**WHAT TO DO:**
Copy all lines holding the word "worth" from the entries.

### TASK DATA

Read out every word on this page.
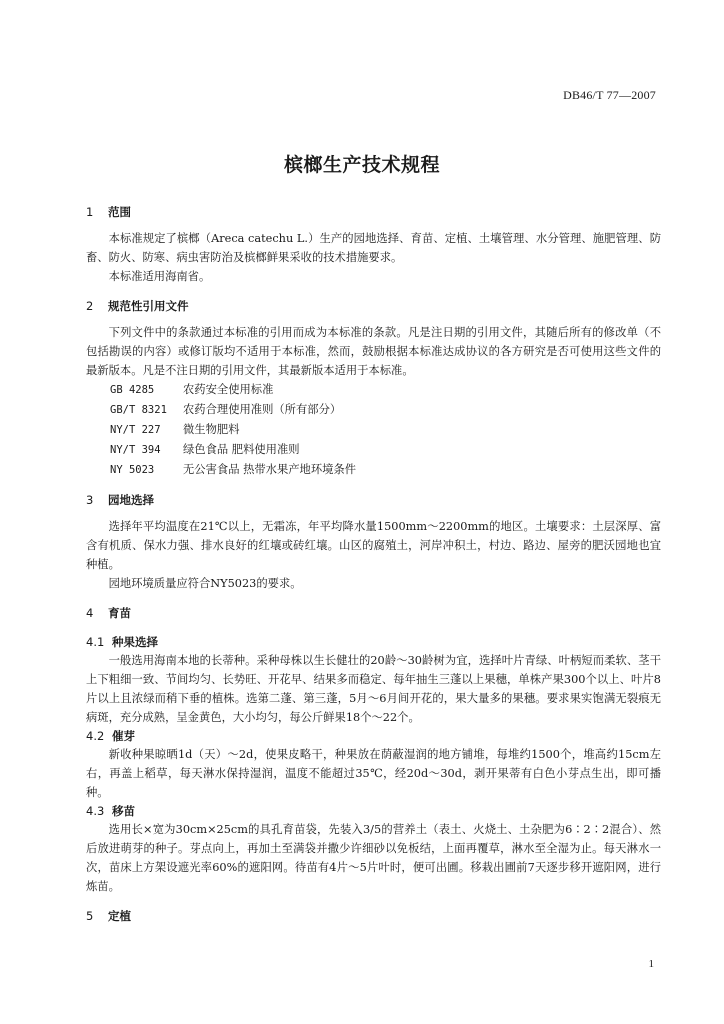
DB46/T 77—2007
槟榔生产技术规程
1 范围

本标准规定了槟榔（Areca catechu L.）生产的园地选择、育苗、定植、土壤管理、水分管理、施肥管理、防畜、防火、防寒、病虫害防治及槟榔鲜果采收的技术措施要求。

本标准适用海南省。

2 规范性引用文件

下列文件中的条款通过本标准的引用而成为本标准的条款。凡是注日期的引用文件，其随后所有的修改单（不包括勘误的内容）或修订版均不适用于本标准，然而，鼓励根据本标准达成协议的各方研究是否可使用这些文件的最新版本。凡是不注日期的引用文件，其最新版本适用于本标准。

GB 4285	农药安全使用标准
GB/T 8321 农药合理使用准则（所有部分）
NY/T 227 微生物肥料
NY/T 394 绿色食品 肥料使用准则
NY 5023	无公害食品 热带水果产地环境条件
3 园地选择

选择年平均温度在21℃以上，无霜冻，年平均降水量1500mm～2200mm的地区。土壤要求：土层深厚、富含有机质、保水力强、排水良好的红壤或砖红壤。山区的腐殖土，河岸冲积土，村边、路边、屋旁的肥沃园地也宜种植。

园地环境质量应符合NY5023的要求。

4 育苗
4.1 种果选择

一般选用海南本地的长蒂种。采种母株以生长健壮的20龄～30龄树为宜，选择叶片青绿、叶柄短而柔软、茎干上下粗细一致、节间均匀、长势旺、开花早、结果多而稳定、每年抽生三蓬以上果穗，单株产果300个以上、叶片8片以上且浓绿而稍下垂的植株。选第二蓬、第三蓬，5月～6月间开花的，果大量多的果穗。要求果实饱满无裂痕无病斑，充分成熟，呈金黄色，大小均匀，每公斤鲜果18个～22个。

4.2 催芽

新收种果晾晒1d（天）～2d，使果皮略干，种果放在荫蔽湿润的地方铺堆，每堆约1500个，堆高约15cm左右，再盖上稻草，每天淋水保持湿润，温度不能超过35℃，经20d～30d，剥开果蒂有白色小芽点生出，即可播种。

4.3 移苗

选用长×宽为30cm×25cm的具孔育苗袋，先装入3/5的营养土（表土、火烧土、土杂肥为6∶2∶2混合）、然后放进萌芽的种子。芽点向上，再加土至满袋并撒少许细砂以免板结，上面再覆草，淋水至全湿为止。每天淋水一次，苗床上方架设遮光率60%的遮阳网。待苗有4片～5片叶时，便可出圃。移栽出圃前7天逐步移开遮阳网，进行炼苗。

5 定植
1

######
### TASK DATA

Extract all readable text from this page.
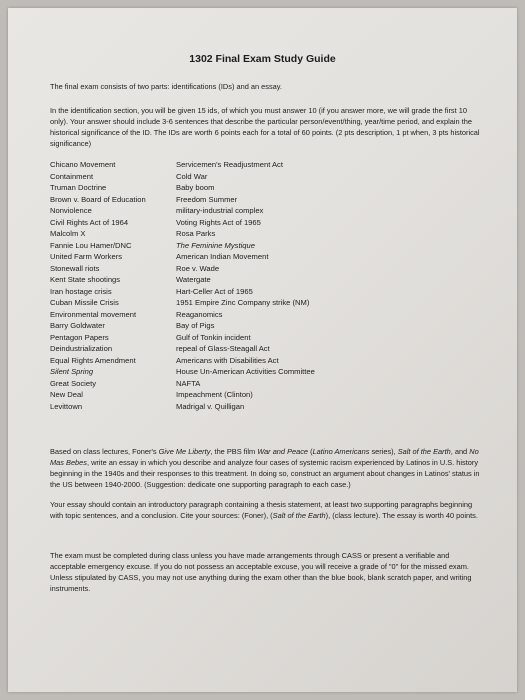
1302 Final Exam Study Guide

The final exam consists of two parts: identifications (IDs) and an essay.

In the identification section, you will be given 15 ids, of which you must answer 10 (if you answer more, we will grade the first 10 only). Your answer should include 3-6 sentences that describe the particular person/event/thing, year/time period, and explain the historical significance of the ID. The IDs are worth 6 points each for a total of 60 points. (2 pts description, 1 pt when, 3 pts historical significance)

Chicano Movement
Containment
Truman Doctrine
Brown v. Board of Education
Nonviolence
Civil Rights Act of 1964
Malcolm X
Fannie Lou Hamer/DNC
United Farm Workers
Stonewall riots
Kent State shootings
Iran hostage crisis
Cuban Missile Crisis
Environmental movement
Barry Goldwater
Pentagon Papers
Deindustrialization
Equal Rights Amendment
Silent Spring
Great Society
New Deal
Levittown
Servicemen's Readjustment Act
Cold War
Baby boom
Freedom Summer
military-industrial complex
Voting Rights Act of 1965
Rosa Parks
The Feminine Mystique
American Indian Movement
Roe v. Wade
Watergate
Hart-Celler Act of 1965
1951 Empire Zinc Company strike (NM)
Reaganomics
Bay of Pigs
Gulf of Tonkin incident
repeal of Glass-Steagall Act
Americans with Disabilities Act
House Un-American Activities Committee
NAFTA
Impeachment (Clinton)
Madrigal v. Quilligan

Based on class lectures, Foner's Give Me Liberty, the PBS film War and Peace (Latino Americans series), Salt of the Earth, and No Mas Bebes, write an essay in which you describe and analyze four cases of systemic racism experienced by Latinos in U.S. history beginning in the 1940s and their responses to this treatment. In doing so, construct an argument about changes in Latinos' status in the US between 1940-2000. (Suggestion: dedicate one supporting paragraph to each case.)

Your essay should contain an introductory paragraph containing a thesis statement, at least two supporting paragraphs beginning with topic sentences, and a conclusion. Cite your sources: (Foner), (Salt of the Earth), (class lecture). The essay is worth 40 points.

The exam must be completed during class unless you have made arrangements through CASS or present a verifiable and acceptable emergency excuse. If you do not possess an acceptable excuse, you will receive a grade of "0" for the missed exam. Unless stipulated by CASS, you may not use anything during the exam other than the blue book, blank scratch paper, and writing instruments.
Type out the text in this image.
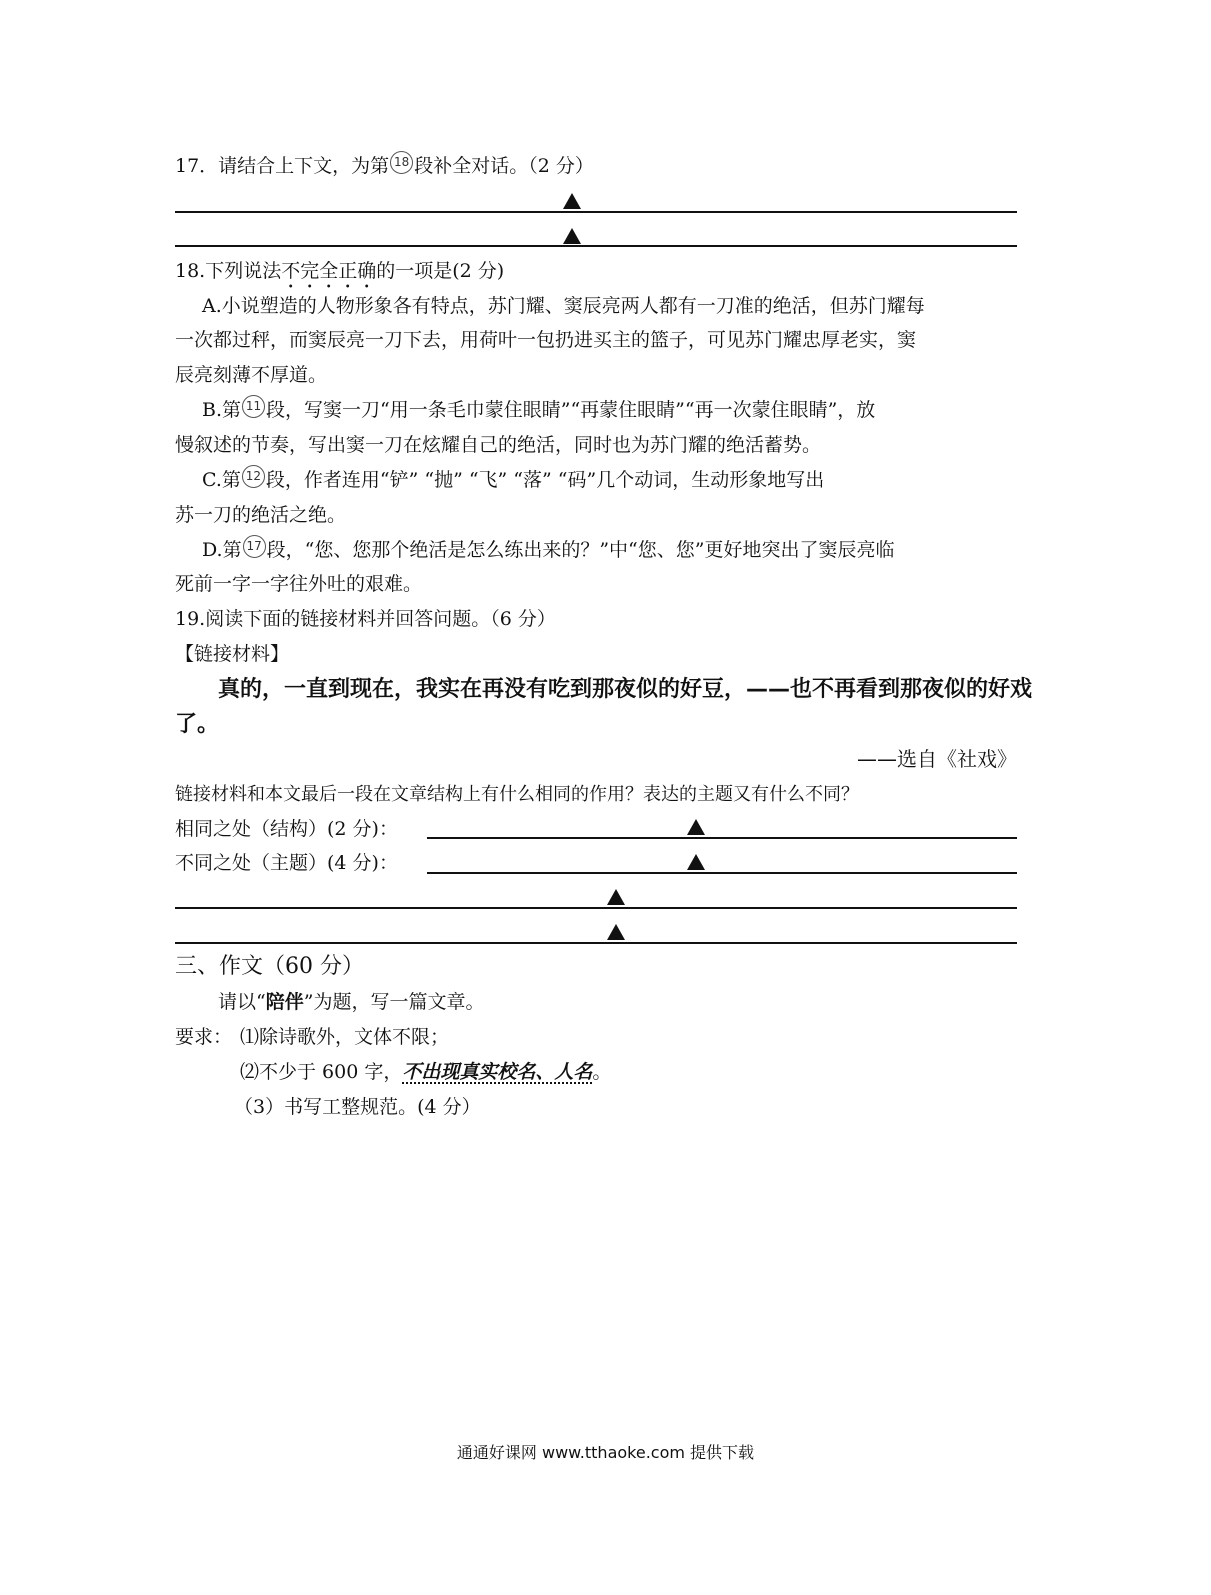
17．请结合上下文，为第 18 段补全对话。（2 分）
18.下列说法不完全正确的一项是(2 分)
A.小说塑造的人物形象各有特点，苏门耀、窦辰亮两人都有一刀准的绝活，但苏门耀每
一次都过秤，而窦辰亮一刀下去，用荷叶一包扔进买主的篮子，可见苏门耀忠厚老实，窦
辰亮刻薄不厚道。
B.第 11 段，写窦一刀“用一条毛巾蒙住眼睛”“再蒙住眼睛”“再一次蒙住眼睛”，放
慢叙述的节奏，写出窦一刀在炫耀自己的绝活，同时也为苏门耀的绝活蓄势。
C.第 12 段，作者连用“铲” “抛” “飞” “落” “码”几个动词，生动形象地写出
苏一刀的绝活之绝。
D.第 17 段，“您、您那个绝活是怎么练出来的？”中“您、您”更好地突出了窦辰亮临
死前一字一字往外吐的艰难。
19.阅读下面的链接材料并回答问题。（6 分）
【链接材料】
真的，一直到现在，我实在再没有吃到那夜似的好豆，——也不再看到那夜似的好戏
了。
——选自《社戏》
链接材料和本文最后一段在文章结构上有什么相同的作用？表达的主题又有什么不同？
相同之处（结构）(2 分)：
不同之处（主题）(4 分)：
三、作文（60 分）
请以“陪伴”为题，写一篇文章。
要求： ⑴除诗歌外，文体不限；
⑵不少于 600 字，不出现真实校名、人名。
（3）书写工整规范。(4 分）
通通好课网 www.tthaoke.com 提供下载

######

**EXERCISE RESPONSE:**
In the identification section, you will be given 15 ids, of which you must answer 10 (if you answer more, we will grade the first 10 only). Your answer should include 3-6 sentences that describe the particular person/event/thing, year/time period, and explain the historical significance of the ID. The IDs are worth 6 points each for a total of 60 points. (2 pts description, 1 pt when, 3 pts historical significance)
Your essay should contain an introductory paragraph containing a thesis statement, at least two supporting paragraphs beginning with topic sentences, and a conclusion. Cite your sources: (Foner), (Salt of the Earth), (class lecture). The essay is worth 40 points.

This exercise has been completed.